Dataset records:
··········
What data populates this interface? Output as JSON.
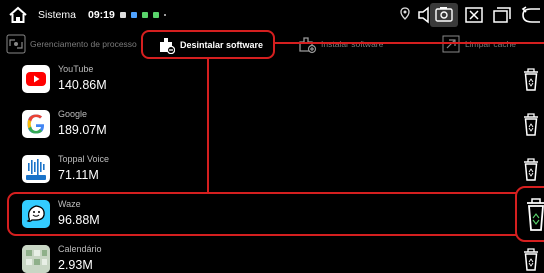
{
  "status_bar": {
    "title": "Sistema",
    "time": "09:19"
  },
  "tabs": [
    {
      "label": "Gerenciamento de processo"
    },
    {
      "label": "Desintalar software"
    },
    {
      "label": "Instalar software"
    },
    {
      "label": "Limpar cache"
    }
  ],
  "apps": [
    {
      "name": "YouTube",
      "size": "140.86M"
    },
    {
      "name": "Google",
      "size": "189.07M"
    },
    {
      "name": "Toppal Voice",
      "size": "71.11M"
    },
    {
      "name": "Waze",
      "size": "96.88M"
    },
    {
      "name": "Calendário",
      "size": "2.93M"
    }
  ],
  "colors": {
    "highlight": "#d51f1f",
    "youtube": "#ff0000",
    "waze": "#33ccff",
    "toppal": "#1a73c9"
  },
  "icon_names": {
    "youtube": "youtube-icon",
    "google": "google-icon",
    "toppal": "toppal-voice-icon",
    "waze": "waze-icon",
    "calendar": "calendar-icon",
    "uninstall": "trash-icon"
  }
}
··········
Problem. From the records given above, reproduce all text exactly and exclude each picture.

Task solution.
What data populates this interface? Output as JSON.
{
  "status_bar": {
    "title": "Sistema",
    "time": "09:19"
  },
  "tabs": [
    {
      "label": "Gerenciamento de processo"
    },
    {
      "label": "Desintalar software"
    },
    {
      "label": "Instalar software"
    },
    {
      "label": "Limpar cache"
    }
  ],
  "apps": [
    {
      "name": "YouTube",
      "size": "140.86M"
    },
    {
      "name": "Google",
      "size": "189.07M"
    },
    {
      "name": "Toppal Voice",
      "size": "71.11M"
    },
    {
      "name": "Waze",
      "size": "96.88M"
    },
    {
      "name": "Calendário",
      "size": "2.93M"
    }
  ],
  "colors": {
    "highlight": "#d51f1f",
    "youtube": "#ff0000",
    "waze": "#33ccff",
    "toppal": "#1a73c9"
  },
  "icon_names": {
    "youtube": "youtube-icon",
    "google": "google-icon",
    "toppal": "toppal-voice-icon",
    "waze": "waze-icon",
    "calendar": "calendar-icon",
    "uninstall": "trash-icon"
  }
}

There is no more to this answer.